_Aim of the exercise_: Repeat the listing word for word. No pictures belong in the copy.

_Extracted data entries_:
**********

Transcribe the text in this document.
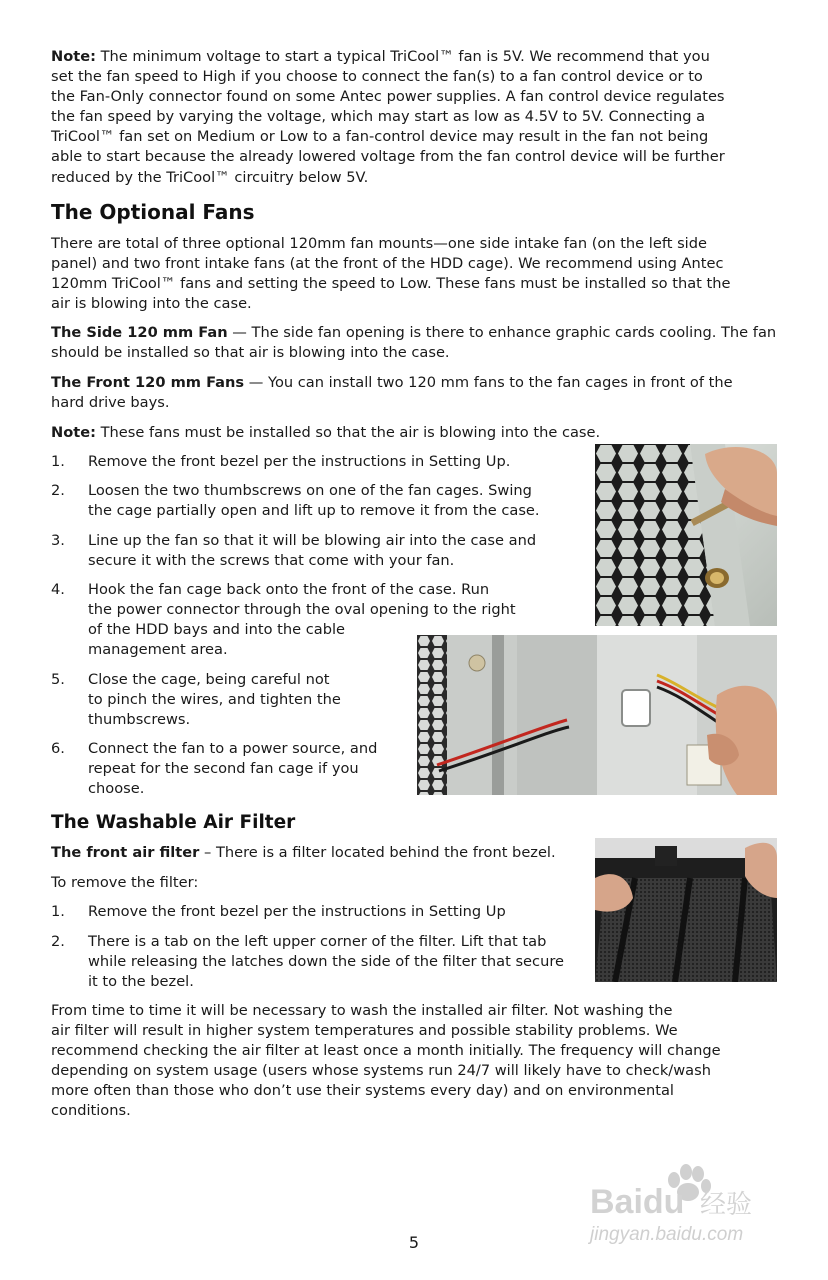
Note: The minimum voltage to start a typical TriCool™ fan is 5V. We recommend that you
set the fan speed to High if you choose to connect the fan(s) to a fan control device or to
the Fan-Only connector found on some Antec power supplies. A fan control device regulates
the fan speed by varying the voltage, which may start as low as 4.5V to 5V. Connecting a
TriCool™ fan set on Medium or Low to a fan-control device may result in the fan not being
able to start because the already lowered voltage from the fan control device will be further
reduced by the TriCool™ circuitry below 5V.
The Optional Fans
There are total of three optional 120mm fan mounts—one side intake fan (on the left side
panel) and two front intake fans (at the front of the HDD cage). We recommend using Antec
120mm TriCool™ fans and setting the speed to Low. These fans must be installed so that the
air is blowing into the case.
The Side 120 mm Fan — The side fan opening is there to enhance graphic cards cooling. The fan
should be installed so that air is blowing into the case.
The Front 120 mm Fans — You can install two 120 mm fans to the fan cages in front of the
hard drive bays.
Note: These fans must be installed so that the air is blowing into the case.
1. Remove the front bezel per the instructions in Setting Up.
2. Loosen the two thumbscrews on one of the fan cages. Swing
the cage partially open and lift up to remove it from the case.
3. Line up the fan so that it will be blowing air into the case and
secure it with the screws that come with your fan.
4. Hook the fan cage back onto the front of the case. Run
the power connector through the oval opening to the right
of the HDD bays and into the cable
management area.
5. Close the cage, being careful not
to pinch the wires, and tighten the
thumbscrews.
6. Connect the fan to a power source, and
repeat for the second fan cage if you
choose.
The Washable Air Filter
The front air filter – There is a filter located behind the front bezel.
To remove the filter:
1. Remove the front bezel per the instructions in Setting Up
2. There is a tab on the left upper corner of the filter. Lift that tab
while releasing the latches down the side of the filter that secure
it to the bezel.
From time to time it will be necessary to wash the installed air filter. Not washing the
air filter will result in higher system temperatures and possible stability problems. We
recommend checking the air filter at least once a month initially. The frequency will change
depending on system usage (users whose systems run 24/7 will likely have to check/wash
more often than those who don’t use their systems every day) and on environmental
conditions.
Baidu 经验
jingyan.baidu.com
5
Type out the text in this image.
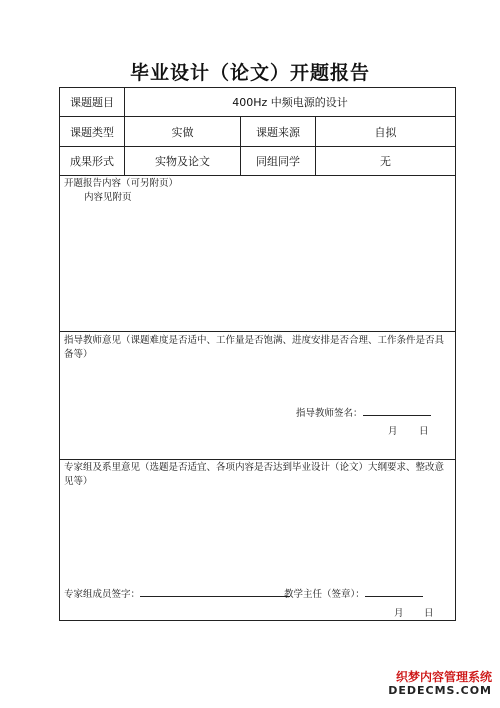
毕业设计（论文）开题报告
课题题目	400Hz 中频电源的设计
课题类型	实做	课题来源	自拟
成果形式	实物及论文	同组同学	无
开题报告内容（可另附页）
内容见附页
指导教师意见（课题难度是否适中、工作量是否饱满、进度安排是否合理、工作条件是否具备等）
指导教师签名：
月 日
专家组及系里意见（选题是否适宜、各项内容是否达到毕业设计（论文）大纲要求、整改意见等）
专家组成员签字：	教学主任（签章）：
月 日
织梦内容管理系统
DEDECMS.COM
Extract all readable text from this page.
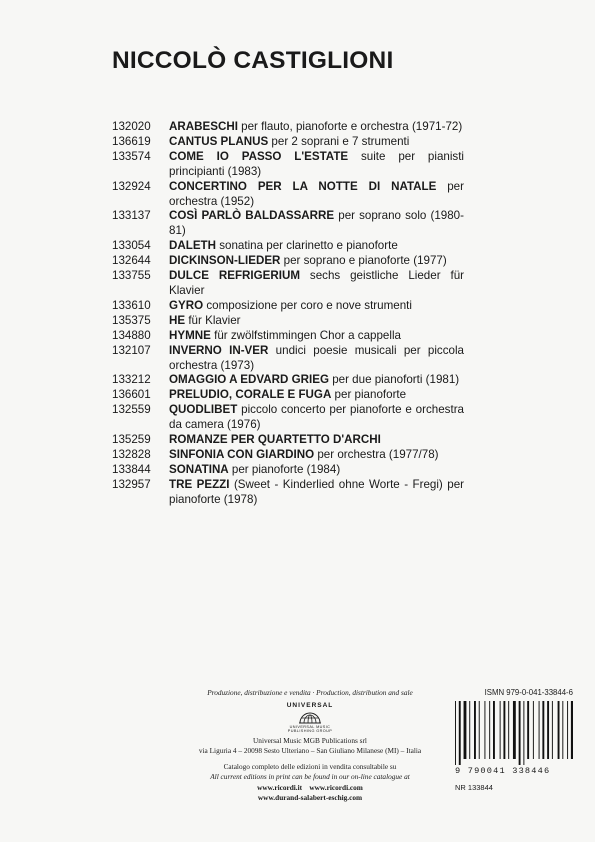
NICCOLÒ CASTIGLIONI
132020	ARABESCHI per flauto, pianoforte e orchestra (1971-72)
136619	CANTUS PLANUS per 2 soprani e 7 strumenti
133574	COME IO PASSO L'ESTATE suite per pianisti principianti (1983)
132924	CONCERTINO PER LA NOTTE DI NATALE per orchestra (1952)
133137	COSÌ PARLÒ BALDASSARRE per soprano solo (1980-81)
133054	DALETH sonatina per clarinetto e pianoforte
132644	DICKINSON-LIEDER per soprano e pianoforte (1977)
133755	DULCE REFRIGERIUM sechs geistliche Lieder für Klavier
133610	GYRO composizione per coro e nove strumenti
135375	HE für Klavier
134880	HYMNE für zwölfstimmingen Chor a cappella
132107	INVERNO IN-VER undici poesie musicali per piccola orchestra (1973)
133212	OMAGGIO A EDVARD GRIEG per due pianoforti (1981)
136601	PRELUDIO, CORALE E FUGA per pianoforte
132559	QUODLIBET piccolo concerto per pianoforte e orchestra da camera (1976)
135259	ROMANZE PER QUARTETTO D'ARCHI
132828	SINFONIA CON GIARDINO per orchestra (1977/78)
133844	SONATINA per pianoforte (1984)
132957	TRE PEZZI (Sweet - Kinderlied ohne Worte - Fregi) per pianoforte (1978)
Produzione, distribuzione e vendita · Production, distribution and sale
UNIVERSAL
UNIVERSAL MUSIC
PUBLISHING GROUP
Universal Music MGB Publications srl
via Liguria 4 – 20098 Sesto Ulteriano – San Giuliano Milanese (MI) – Italia
Catalogo completo delle edizioni in vendita consultabile su
All current editions in print can be found in our on-line catalogue at
www.ricordi.it www.ricordi.com
www.durand-salabert-eschig.com
ISMN 979-0-041-33844-6
9 790041 338446
NR 133844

**********

_Task output_:
Transcribe the text in this document.
Note: The minimum voltage to start a typical TriCool™ fan is 5V. We recommend that you
set the fan speed to High if you choose to connect the fan(s) to a fan control device or to
the Fan-Only connector found on some Antec power supplies. A fan control device regulates
the fan speed by varying the voltage, which may start as low as 4.5V to 5V. Connecting a
TriCool™ fan set on Medium or Low to a fan-control device may result in the fan not being
able to start because the already lowered voltage from the fan control device will be further
reduced by the TriCool™ circuitry below 5V.
The Optional Fans
There are total of three optional 120mm fan mounts—one side intake fan (on the left side
panel) and two front intake fans (at the front of the HDD cage). We recommend using Antec
120mm TriCool™ fans and setting the speed to Low. These fans must be installed so that the
air is blowing into the case.
The Side 120 mm Fan — The side fan opening is there to enhance graphic cards cooling. The fan
should be installed so that air is blowing into the case.
The Front 120 mm Fans — You can install two 120 mm fans to the fan cages in front of the
hard drive bays.
Note: These fans must be installed so that the air is blowing into the case.
1. Remove the front bezel per the instructions in Setting Up.
2. Loosen the two thumbscrews on one of the fan cages. Swing
the cage partially open and lift up to remove it from the case.
3. Line up the fan so that it will be blowing air into the case and
secure it with the screws that come with your fan.
4. Hook the fan cage back onto the front of the case. Run
the power connector through the oval opening to the right
of the HDD bays and into the cable
management area.
5. Close the cage, being careful not
to pinch the wires, and tighten the
thumbscrews.
6. Connect the fan to a power source, and
repeat for the second fan cage if you
choose.
The Washable Air Filter
The front air filter – There is a filter located behind the front bezel.
To remove the filter:
1. Remove the front bezel per the instructions in Setting Up
2. There is a tab on the left upper corner of the filter. Lift that tab
while releasing the latches down the side of the filter that secure
it to the bezel.
From time to time it will be necessary to wash the installed air filter. Not washing the
air filter will result in higher system temperatures and possible stability problems. We
recommend checking the air filter at least once a month initially. The frequency will change
depending on system usage (users whose systems run 24/7 will likely have to check/wash
more often than those who don’t use their systems every day) and on environmental
conditions.
Baidu 经验
jingyan.baidu.com
5
Type out the text in this image.
毕业设计（论文）开题报告
课题题目	400Hz 中频电源的设计
课题类型	实做	课题来源	自拟
成果形式	实物及论文	同组同学	无
开题报告内容（可另附页）
内容见附页
指导教师意见（课题难度是否适中、工作量是否饱满、进度安排是否合理、工作条件是否具备等）
指导教师签名：
月 日
专家组及系里意见（选题是否适宜、各项内容是否达到毕业设计（论文）大纲要求、整改意见等）
专家组成员签字：	教学主任（签章）：
月 日
织梦内容管理系统
DEDECMS.COM
Extract all readable text from this page.
NICCOLÒ CASTIGLIONI
132020	ARABESCHI per flauto, pianoforte e orchestra (1971-72)
136619	CANTUS PLANUS per 2 soprani e 7 strumenti
133574	COME IO PASSO L'ESTATE suite per pianisti principianti (1983)
132924	CONCERTINO PER LA NOTTE DI NATALE per orchestra (1952)
133137	COSÌ PARLÒ BALDASSARRE per soprano solo (1980-81)
133054	DALETH sonatina per clarinetto e pianoforte
132644	DICKINSON-LIEDER per soprano e pianoforte (1977)
133755	DULCE REFRIGERIUM sechs geistliche Lieder für Klavier
133610	GYRO composizione per coro e nove strumenti
135375	HE für Klavier
134880	HYMNE für zwölfstimmingen Chor a cappella
132107	INVERNO IN-VER undici poesie musicali per piccola orchestra (1973)
133212	OMAGGIO A EDVARD GRIEG per due pianoforti (1981)
136601	PRELUDIO, CORALE E FUGA per pianoforte
132559	QUODLIBET piccolo concerto per pianoforte e orchestra da camera (1976)
135259	ROMANZE PER QUARTETTO D'ARCHI
132828	SINFONIA CON GIARDINO per orchestra (1977/78)
133844	SONATINA per pianoforte (1984)
132957	TRE PEZZI (Sweet - Kinderlied ohne Worte - Fregi) per pianoforte (1978)
Produzione, distribuzione e vendita · Production, distribution and sale
UNIVERSAL
UNIVERSAL MUSIC
PUBLISHING GROUP
Universal Music MGB Publications srl
via Liguria 4 – 20098 Sesto Ulteriano – San Giuliano Milanese (MI) – Italia
Catalogo completo delle edizioni in vendita consultabile su
All current editions in print can be found in our on-line catalogue at
www.ricordi.it www.ricordi.com
www.durand-salabert-eschig.com
ISMN 979-0-041-33844-6
9 790041 338446
NR 133844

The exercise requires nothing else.